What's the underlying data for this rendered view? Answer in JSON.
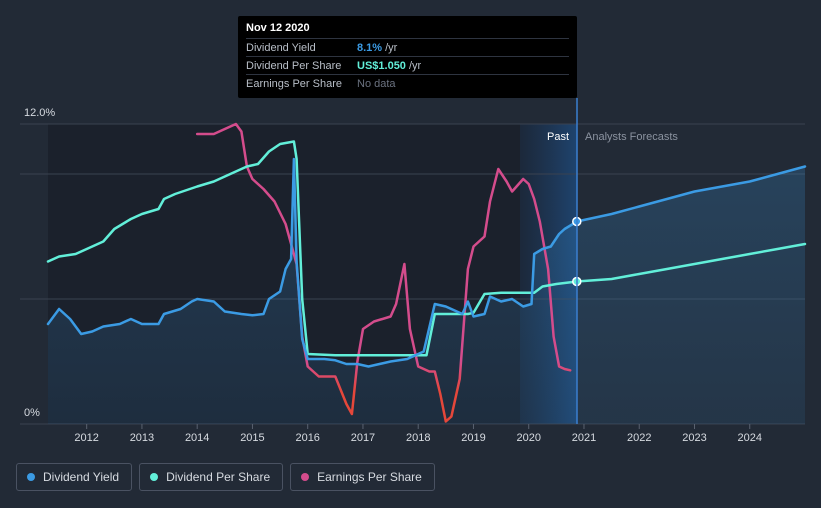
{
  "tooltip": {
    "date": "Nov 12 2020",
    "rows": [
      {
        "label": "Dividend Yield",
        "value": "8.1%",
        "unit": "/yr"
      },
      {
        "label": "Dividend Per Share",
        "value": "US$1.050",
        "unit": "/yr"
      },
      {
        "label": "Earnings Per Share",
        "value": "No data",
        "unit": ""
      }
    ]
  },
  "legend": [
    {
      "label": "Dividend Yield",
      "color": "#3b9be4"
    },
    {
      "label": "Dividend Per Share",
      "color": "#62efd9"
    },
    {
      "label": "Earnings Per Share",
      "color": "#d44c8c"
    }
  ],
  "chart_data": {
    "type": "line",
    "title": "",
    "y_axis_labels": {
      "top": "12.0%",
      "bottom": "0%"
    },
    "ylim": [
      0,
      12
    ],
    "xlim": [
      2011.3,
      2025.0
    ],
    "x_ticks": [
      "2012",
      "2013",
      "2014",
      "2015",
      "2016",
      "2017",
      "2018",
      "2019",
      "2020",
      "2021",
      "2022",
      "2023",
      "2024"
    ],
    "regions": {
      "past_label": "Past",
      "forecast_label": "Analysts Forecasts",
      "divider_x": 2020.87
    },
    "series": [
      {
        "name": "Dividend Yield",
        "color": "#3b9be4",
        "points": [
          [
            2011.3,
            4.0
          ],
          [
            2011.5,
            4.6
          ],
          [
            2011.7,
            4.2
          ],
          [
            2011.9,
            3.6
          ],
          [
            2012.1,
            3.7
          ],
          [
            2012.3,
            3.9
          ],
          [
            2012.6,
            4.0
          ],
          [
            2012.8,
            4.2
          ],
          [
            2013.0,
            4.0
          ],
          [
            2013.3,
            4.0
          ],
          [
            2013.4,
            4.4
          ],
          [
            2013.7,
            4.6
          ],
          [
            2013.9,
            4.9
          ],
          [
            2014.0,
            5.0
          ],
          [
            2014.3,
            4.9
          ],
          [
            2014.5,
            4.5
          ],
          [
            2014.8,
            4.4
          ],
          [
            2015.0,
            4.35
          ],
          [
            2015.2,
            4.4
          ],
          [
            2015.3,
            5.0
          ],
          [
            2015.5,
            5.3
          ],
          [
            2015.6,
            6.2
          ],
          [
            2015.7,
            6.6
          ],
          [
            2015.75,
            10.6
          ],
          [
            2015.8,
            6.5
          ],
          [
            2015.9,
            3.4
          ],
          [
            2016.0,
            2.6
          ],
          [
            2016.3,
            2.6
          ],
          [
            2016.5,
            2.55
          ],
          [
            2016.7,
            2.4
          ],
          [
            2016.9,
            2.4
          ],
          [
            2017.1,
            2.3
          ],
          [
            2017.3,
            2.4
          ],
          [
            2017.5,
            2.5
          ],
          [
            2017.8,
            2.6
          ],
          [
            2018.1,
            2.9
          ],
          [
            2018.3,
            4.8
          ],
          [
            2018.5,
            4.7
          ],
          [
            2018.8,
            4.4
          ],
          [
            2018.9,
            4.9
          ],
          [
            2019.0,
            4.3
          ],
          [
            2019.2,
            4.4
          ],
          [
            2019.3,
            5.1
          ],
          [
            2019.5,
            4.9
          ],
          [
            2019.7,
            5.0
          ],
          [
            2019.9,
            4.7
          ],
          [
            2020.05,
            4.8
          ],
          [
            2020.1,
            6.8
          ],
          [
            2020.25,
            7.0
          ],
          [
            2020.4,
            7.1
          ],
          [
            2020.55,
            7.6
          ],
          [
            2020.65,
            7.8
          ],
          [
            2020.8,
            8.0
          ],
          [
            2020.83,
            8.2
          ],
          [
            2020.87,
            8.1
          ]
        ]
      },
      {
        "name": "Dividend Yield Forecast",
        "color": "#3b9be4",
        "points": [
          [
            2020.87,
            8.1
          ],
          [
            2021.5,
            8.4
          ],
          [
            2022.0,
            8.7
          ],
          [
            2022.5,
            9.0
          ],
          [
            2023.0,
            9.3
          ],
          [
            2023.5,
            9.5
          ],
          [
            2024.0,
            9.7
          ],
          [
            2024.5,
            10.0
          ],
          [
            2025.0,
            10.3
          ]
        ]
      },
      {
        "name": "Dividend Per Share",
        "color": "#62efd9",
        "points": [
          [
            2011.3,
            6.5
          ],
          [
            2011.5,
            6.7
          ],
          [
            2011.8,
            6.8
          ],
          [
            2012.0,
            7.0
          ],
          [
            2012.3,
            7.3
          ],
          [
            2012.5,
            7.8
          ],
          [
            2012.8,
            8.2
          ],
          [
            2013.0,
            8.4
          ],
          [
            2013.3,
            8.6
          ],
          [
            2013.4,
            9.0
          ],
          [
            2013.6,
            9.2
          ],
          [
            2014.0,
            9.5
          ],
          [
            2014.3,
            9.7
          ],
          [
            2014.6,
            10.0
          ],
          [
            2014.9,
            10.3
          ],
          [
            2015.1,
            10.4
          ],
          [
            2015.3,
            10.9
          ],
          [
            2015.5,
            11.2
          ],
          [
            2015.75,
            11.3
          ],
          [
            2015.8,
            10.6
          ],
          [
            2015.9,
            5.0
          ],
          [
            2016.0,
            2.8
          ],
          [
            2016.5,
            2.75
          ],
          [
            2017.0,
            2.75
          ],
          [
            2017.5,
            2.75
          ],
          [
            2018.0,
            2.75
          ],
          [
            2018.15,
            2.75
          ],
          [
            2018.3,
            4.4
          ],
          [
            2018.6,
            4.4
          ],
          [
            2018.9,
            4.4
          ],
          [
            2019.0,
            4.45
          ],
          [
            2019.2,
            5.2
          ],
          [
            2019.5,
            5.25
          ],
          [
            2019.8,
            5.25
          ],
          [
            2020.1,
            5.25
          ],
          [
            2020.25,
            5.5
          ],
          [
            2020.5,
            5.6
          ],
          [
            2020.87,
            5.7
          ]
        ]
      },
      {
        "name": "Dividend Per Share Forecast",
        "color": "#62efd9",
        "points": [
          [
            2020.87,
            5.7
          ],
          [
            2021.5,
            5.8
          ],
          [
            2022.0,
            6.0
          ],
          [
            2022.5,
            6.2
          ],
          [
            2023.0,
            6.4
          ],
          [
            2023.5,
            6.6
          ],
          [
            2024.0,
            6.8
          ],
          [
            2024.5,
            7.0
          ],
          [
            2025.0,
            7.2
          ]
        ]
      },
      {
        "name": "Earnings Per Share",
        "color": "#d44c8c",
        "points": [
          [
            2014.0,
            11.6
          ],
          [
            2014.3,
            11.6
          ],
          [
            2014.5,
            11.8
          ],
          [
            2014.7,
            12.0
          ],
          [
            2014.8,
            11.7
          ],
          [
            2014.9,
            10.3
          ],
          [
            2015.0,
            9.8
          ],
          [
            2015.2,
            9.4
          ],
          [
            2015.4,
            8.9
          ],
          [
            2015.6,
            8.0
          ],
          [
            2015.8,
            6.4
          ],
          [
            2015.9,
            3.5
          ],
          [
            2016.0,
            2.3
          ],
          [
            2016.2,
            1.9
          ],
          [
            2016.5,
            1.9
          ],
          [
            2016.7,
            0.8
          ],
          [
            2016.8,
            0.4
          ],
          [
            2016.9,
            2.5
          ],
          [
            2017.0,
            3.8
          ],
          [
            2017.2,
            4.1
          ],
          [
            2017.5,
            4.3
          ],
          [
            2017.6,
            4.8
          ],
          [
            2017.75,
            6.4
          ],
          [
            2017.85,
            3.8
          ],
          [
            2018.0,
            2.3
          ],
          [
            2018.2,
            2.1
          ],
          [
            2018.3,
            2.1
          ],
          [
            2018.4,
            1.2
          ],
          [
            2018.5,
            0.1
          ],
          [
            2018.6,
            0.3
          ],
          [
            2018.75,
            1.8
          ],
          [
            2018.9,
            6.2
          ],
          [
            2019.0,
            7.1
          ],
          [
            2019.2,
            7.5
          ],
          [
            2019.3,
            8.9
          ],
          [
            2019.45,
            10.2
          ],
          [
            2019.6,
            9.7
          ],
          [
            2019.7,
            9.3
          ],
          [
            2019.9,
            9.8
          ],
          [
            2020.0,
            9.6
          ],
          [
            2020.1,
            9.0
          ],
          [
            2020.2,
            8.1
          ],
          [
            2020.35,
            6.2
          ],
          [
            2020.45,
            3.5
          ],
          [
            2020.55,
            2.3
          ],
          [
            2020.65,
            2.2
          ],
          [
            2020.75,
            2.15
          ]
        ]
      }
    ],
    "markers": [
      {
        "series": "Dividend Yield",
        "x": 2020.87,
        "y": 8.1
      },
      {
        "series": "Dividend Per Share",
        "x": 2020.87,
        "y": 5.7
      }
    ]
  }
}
· · · · · · ·
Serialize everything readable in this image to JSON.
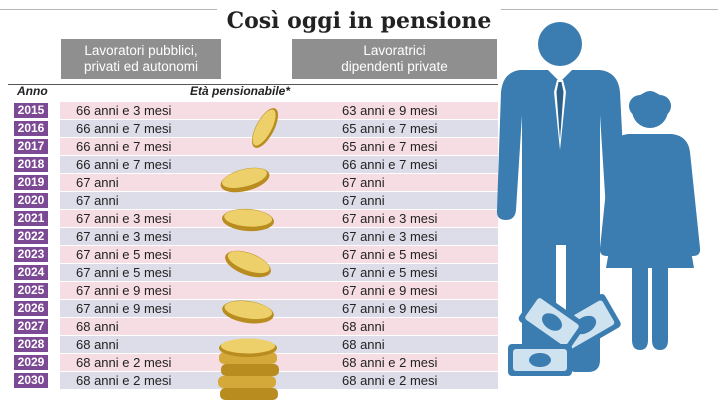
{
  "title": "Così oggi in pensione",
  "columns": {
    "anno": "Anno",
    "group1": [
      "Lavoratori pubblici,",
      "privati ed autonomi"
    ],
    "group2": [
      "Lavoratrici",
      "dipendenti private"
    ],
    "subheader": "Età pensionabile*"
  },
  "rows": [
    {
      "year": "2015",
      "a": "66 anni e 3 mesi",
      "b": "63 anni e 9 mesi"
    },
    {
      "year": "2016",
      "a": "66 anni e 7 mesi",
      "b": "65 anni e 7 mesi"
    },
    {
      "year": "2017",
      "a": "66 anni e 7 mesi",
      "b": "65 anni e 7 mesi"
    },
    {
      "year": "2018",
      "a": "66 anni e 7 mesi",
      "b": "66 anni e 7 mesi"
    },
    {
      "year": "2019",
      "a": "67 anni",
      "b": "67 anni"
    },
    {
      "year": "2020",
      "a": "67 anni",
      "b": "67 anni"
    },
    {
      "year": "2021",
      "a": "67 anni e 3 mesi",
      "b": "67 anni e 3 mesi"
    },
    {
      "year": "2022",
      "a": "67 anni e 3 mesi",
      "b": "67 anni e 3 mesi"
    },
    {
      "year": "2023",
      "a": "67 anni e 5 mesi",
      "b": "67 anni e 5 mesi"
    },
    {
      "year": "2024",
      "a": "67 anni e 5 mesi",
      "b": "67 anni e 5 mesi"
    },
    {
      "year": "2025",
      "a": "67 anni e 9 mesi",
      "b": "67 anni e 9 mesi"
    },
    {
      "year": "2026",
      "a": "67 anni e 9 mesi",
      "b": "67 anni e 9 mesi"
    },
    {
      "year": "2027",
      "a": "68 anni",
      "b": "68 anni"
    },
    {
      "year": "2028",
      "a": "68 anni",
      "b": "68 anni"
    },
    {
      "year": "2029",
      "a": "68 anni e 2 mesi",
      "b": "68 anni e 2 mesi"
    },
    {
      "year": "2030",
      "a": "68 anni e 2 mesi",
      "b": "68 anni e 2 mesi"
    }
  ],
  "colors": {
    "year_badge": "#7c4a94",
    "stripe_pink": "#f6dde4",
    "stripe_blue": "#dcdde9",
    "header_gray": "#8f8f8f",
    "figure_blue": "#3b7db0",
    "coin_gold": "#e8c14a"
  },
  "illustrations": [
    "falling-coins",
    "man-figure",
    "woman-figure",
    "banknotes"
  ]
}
· · · · · · ·
## Exercise
Copy all lines from the entries that contain the word "Yield".

## Expected answer
        "label": "Dividend Yield",
      "label": "Dividend Yield",
        "name": "Dividend Yield",
        "name": "Dividend Yield Forecast",
        "series": "Dividend Yield",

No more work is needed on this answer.